SUPPLIED DATA:
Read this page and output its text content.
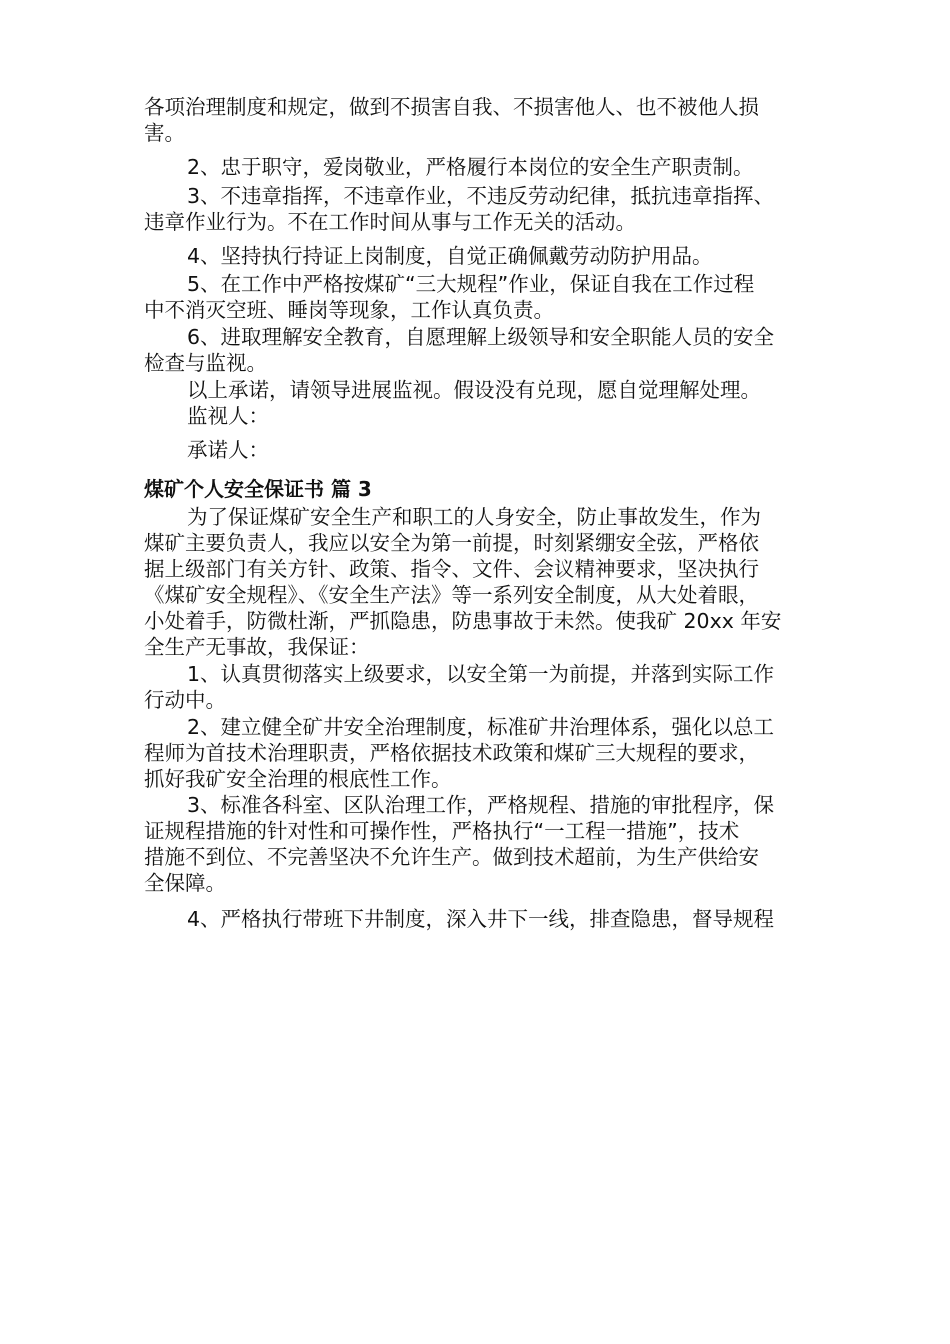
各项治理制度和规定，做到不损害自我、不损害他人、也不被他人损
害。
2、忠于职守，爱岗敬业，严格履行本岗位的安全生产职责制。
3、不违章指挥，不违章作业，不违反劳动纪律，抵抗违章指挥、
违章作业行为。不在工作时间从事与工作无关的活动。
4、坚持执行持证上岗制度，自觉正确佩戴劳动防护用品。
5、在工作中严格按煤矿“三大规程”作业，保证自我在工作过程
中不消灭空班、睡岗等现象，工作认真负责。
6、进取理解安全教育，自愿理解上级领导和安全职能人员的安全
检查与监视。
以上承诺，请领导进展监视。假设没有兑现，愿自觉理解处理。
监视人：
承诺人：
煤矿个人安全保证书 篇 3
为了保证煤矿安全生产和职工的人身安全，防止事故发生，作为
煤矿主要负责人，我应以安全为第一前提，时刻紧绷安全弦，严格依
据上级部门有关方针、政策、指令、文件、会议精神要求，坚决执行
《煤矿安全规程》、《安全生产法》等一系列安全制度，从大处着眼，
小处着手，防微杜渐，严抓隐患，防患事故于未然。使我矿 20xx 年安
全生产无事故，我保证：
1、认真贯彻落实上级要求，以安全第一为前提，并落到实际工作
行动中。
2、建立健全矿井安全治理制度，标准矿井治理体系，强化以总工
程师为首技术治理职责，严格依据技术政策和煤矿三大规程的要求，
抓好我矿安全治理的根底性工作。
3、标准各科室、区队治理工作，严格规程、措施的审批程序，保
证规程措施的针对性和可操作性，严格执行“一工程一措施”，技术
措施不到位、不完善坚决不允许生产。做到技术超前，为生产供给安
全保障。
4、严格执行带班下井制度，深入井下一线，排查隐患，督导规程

---

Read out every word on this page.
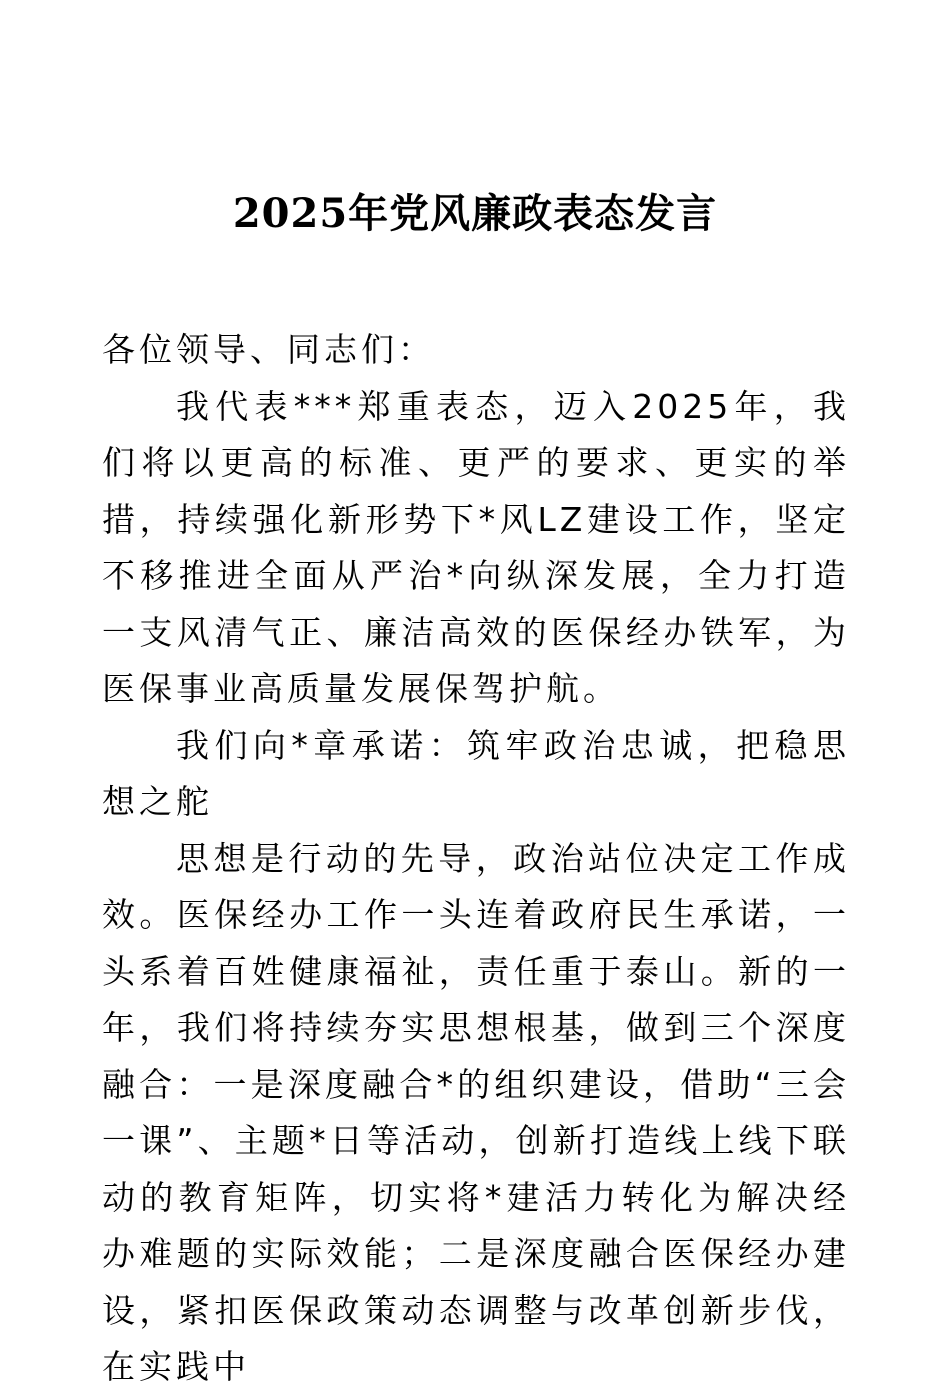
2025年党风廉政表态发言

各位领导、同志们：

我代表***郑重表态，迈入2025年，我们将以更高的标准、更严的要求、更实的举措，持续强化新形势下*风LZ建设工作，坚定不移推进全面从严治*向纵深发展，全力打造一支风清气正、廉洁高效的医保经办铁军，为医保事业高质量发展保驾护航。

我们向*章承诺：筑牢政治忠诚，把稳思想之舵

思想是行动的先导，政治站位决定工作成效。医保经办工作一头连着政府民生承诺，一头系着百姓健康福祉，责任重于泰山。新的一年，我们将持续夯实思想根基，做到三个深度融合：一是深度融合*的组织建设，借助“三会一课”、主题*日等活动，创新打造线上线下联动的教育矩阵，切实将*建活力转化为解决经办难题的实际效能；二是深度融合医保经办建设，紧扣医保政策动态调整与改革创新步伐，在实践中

WORK TO COMPLETE: Report all lines of the material that contain the word "page".

ANSWER FOR THE TASK:
Read this page and output its text content.
Read out every word on this page.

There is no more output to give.